■ **Work to be completed**: Wherever a line holds the word "cupom", copy that line out.

-- START OF Task data --

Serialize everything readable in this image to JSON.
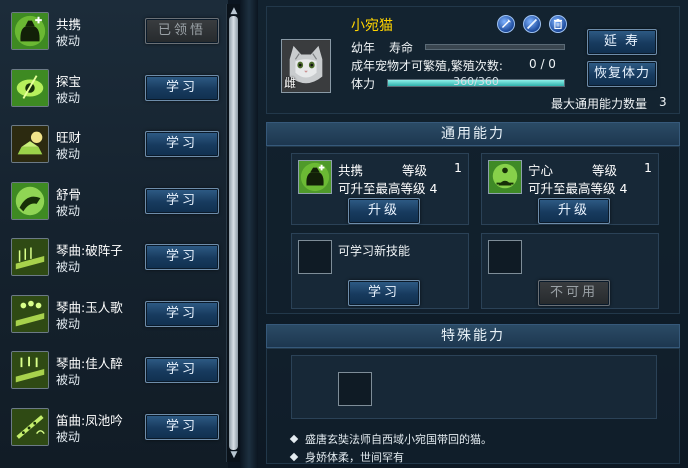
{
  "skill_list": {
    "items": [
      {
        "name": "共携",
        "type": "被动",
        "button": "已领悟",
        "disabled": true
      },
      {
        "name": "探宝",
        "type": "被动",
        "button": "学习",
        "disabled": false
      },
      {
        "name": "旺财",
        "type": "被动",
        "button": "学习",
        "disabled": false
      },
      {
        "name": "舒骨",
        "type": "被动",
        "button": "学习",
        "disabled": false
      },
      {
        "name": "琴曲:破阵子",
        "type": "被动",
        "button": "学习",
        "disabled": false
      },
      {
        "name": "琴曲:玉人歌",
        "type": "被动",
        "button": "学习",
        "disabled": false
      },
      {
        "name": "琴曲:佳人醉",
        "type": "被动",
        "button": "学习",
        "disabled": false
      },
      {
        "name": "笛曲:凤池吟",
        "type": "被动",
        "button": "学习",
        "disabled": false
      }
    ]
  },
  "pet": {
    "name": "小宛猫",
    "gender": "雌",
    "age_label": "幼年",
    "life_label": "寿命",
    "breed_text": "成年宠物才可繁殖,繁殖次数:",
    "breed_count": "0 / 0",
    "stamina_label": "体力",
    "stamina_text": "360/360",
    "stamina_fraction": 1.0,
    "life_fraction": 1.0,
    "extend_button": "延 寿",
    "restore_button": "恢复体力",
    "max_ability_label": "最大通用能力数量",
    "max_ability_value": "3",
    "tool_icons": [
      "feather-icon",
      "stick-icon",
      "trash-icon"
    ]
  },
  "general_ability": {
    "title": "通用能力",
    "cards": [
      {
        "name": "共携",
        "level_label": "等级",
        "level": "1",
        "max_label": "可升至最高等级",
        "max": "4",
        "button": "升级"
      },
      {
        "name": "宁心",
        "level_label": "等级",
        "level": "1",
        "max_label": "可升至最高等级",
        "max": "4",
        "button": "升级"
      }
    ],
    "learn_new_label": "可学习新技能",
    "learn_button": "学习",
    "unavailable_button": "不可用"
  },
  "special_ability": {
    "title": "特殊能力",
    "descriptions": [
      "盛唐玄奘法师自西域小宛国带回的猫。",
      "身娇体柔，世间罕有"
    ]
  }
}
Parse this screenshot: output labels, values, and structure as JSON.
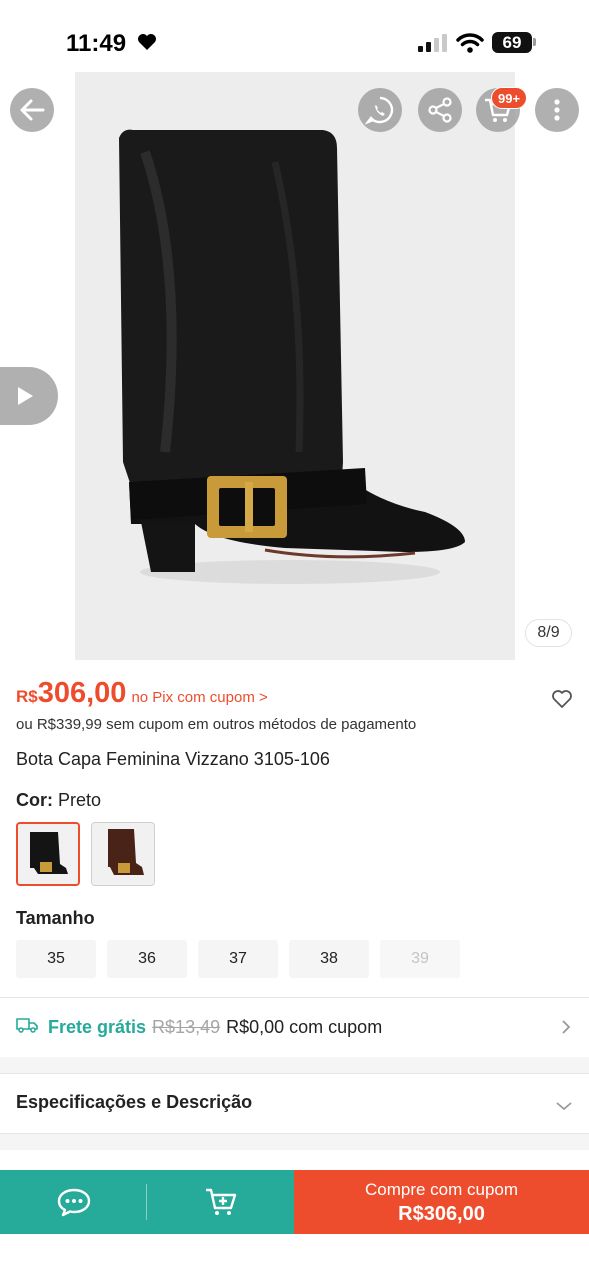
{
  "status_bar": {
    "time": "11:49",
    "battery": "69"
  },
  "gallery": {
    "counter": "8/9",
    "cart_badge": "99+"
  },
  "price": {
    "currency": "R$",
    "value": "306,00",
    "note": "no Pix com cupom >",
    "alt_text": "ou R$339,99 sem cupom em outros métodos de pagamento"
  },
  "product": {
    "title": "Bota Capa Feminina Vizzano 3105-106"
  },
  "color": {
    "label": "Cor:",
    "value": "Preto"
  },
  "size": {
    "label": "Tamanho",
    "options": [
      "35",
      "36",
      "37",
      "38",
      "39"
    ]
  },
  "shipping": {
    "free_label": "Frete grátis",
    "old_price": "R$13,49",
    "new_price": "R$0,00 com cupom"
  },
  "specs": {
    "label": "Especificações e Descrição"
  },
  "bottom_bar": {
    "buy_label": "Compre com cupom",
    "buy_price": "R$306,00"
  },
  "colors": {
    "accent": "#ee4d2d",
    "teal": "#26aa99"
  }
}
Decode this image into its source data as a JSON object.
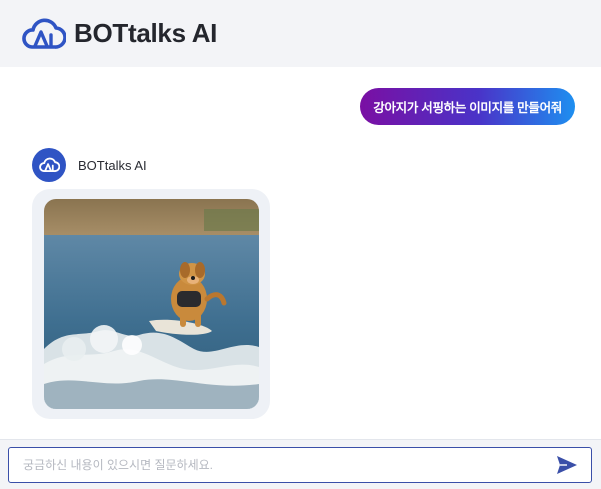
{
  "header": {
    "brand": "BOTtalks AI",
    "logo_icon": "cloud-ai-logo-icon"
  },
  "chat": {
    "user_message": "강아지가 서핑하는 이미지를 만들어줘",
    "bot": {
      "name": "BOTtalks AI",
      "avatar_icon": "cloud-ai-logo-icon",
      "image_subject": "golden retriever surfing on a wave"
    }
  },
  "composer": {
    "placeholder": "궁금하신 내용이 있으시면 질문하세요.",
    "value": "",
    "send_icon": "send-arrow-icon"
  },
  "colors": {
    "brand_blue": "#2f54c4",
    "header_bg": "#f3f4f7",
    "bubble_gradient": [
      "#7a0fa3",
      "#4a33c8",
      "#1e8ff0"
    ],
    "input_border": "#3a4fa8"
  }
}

-- END OF Task data --
-- START OF Task data --

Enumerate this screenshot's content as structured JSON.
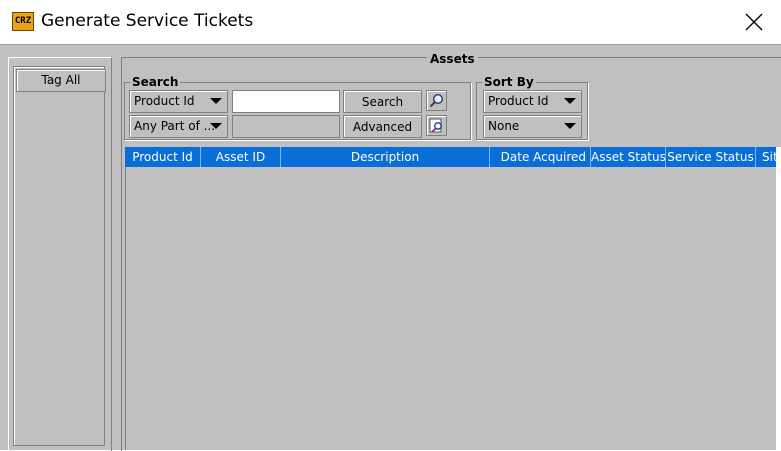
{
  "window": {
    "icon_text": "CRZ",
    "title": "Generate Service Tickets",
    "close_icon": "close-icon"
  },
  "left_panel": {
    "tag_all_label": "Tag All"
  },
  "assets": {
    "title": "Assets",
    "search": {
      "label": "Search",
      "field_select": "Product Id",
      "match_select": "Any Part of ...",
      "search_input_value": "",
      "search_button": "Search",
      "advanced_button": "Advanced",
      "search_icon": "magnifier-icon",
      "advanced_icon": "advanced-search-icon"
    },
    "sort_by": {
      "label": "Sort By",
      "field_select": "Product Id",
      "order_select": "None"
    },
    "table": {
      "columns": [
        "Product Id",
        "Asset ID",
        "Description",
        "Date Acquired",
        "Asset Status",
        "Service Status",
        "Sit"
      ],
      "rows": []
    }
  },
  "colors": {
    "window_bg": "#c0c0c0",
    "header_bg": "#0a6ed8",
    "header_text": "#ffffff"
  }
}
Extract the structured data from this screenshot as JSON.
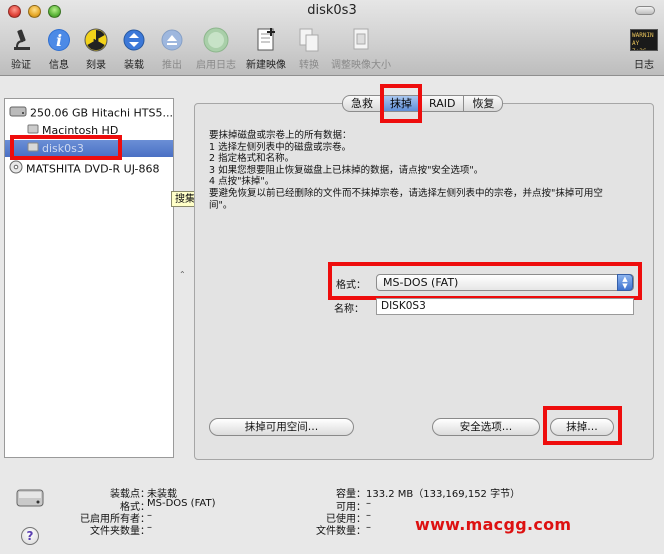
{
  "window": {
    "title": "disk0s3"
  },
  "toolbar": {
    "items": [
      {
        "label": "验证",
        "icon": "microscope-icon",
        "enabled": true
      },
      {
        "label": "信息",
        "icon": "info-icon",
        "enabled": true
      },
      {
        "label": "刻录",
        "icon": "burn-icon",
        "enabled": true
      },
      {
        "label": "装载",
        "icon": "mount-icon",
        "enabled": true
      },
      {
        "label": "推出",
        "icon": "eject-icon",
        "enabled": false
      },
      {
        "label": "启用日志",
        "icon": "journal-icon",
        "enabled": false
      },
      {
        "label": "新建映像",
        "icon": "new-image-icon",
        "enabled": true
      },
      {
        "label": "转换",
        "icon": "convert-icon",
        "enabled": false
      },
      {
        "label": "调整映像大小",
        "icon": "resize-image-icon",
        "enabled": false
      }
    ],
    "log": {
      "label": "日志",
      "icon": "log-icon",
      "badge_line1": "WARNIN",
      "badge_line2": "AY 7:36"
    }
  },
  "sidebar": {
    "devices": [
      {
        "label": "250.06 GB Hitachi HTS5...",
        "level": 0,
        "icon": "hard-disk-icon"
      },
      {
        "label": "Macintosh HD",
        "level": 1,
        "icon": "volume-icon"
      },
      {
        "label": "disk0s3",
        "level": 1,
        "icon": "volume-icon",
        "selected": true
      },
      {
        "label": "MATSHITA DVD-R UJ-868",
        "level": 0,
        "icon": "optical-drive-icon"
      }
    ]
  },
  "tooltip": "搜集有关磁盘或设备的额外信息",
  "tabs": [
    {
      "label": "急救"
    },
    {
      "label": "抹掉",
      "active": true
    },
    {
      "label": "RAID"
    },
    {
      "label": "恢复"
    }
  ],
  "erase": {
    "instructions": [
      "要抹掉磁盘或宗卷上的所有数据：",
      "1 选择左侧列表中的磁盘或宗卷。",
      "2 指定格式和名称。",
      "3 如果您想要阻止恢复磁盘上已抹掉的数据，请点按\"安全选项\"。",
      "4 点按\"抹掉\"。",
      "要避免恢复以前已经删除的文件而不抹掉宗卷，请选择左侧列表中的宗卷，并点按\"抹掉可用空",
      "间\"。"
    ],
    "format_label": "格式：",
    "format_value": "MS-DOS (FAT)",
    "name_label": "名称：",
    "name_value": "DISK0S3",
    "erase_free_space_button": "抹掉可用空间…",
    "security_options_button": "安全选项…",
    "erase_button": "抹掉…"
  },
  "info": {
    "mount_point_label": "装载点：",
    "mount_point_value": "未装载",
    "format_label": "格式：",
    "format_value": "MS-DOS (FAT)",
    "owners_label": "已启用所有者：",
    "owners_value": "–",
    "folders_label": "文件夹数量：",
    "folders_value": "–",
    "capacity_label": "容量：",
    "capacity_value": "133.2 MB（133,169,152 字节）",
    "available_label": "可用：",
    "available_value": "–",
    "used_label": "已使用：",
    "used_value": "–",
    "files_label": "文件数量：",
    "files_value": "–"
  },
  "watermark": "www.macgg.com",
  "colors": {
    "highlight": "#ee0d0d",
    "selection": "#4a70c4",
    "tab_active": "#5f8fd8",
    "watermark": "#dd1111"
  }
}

-- END OF Task data --

■ **Exercise solution**:
    "note": "no Pix com cupom >",
    "alt_text": "ou R$339,99 sem cupom em outros métodos de pagamento"
    "new_price": "R$0,00 com cupom"
    "buy_label": "Compre com cupom",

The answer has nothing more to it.